AIM => Output all the material that follows, exactly as given.

(Lines of data)

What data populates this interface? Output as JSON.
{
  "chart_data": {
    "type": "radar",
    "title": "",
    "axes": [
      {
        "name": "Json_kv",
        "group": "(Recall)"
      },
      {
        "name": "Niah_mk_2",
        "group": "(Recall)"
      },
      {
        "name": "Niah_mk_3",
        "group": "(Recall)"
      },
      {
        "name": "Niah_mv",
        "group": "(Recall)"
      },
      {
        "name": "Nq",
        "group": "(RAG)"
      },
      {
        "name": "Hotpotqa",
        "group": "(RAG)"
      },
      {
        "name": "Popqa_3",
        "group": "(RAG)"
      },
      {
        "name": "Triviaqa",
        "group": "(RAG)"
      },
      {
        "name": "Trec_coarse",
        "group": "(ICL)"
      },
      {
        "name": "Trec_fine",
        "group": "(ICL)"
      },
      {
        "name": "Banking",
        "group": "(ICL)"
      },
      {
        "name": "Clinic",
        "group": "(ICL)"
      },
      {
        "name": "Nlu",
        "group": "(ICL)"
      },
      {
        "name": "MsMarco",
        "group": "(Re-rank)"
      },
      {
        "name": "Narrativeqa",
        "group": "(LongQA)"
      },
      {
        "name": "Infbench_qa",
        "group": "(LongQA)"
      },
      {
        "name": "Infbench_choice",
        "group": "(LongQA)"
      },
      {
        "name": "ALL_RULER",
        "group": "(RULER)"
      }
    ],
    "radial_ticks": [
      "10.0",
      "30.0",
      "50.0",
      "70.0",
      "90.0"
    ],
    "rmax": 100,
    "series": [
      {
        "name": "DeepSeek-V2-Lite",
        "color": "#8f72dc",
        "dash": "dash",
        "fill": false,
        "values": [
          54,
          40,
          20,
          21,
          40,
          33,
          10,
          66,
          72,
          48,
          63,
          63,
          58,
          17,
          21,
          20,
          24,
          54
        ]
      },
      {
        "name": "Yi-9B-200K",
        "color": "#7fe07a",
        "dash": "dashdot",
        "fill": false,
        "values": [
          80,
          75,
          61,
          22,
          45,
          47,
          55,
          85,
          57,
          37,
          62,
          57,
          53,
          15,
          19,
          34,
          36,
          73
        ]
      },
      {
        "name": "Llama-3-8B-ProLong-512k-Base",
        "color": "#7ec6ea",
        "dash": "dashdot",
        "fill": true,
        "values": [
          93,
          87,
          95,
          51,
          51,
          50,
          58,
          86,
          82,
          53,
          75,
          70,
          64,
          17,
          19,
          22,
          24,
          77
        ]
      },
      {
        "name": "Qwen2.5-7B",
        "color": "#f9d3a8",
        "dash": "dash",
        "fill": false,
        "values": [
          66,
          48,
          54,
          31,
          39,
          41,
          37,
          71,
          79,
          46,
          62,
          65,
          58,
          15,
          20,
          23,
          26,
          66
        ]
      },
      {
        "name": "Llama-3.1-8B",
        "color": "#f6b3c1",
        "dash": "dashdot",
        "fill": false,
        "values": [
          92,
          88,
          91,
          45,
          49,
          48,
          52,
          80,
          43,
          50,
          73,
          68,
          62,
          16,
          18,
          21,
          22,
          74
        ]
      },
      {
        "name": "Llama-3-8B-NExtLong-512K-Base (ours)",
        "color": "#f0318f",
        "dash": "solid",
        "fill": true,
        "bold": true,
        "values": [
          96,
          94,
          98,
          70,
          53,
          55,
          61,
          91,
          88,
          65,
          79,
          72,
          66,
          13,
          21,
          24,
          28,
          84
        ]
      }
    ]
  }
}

RESPONSE BELOW =>
What data populates this interface? Output as JSON.
{
  "chart_data": {
    "type": "radar",
    "title": "",
    "axes": [
      {
        "name": "Json_kv",
        "group": "(Recall)"
      },
      {
        "name": "Niah_mk_2",
        "group": "(Recall)"
      },
      {
        "name": "Niah_mk_3",
        "group": "(Recall)"
      },
      {
        "name": "Niah_mv",
        "group": "(Recall)"
      },
      {
        "name": "Nq",
        "group": "(RAG)"
      },
      {
        "name": "Hotpotqa",
        "group": "(RAG)"
      },
      {
        "name": "Popqa_3",
        "group": "(RAG)"
      },
      {
        "name": "Triviaqa",
        "group": "(RAG)"
      },
      {
        "name": "Trec_coarse",
        "group": "(ICL)"
      },
      {
        "name": "Trec_fine",
        "group": "(ICL)"
      },
      {
        "name": "Banking",
        "group": "(ICL)"
      },
      {
        "name": "Clinic",
        "group": "(ICL)"
      },
      {
        "name": "Nlu",
        "group": "(ICL)"
      },
      {
        "name": "MsMarco",
        "group": "(Re-rank)"
      },
      {
        "name": "Narrativeqa",
        "group": "(LongQA)"
      },
      {
        "name": "Infbench_qa",
        "group": "(LongQA)"
      },
      {
        "name": "Infbench_choice",
        "group": "(LongQA)"
      },
      {
        "name": "ALL_RULER",
        "group": "(RULER)"
      }
    ],
    "radial_ticks": [
      "10.0",
      "30.0",
      "50.0",
      "70.0",
      "90.0"
    ],
    "rmax": 100,
    "series": [
      {
        "name": "DeepSeek-V2-Lite",
        "color": "#8f72dc",
        "dash": "dash",
        "fill": false,
        "values": [
          54,
          40,
          20,
          21,
          40,
          33,
          10,
          66,
          72,
          48,
          63,
          63,
          58,
          17,
          21,
          20,
          24,
          54
        ]
      },
      {
        "name": "Yi-9B-200K",
        "color": "#7fe07a",
        "dash": "dashdot",
        "fill": false,
        "values": [
          80,
          75,
          61,
          22,
          45,
          47,
          55,
          85,
          57,
          37,
          62,
          57,
          53,
          15,
          19,
          34,
          36,
          73
        ]
      },
      {
        "name": "Llama-3-8B-ProLong-512k-Base",
        "color": "#7ec6ea",
        "dash": "dashdot",
        "fill": true,
        "values": [
          93,
          87,
          95,
          51,
          51,
          50,
          58,
          86,
          82,
          53,
          75,
          70,
          64,
          17,
          19,
          22,
          24,
          77
        ]
      },
      {
        "name": "Qwen2.5-7B",
        "color": "#f9d3a8",
        "dash": "dash",
        "fill": false,
        "values": [
          66,
          48,
          54,
          31,
          39,
          41,
          37,
          71,
          79,
          46,
          62,
          65,
          58,
          15,
          20,
          23,
          26,
          66
        ]
      },
      {
        "name": "Llama-3.1-8B",
        "color": "#f6b3c1",
        "dash": "dashdot",
        "fill": false,
        "values": [
          92,
          88,
          91,
          45,
          49,
          48,
          52,
          80,
          43,
          50,
          73,
          68,
          62,
          16,
          18,
          21,
          22,
          74
        ]
      },
      {
        "name": "Llama-3-8B-NExtLong-512K-Base (ours)",
        "color": "#f0318f",
        "dash": "solid",
        "fill": true,
        "bold": true,
        "values": [
          96,
          94,
          98,
          70,
          53,
          55,
          61,
          91,
          88,
          65,
          79,
          72,
          66,
          13,
          21,
          24,
          28,
          84
        ]
      }
    ]
  }
}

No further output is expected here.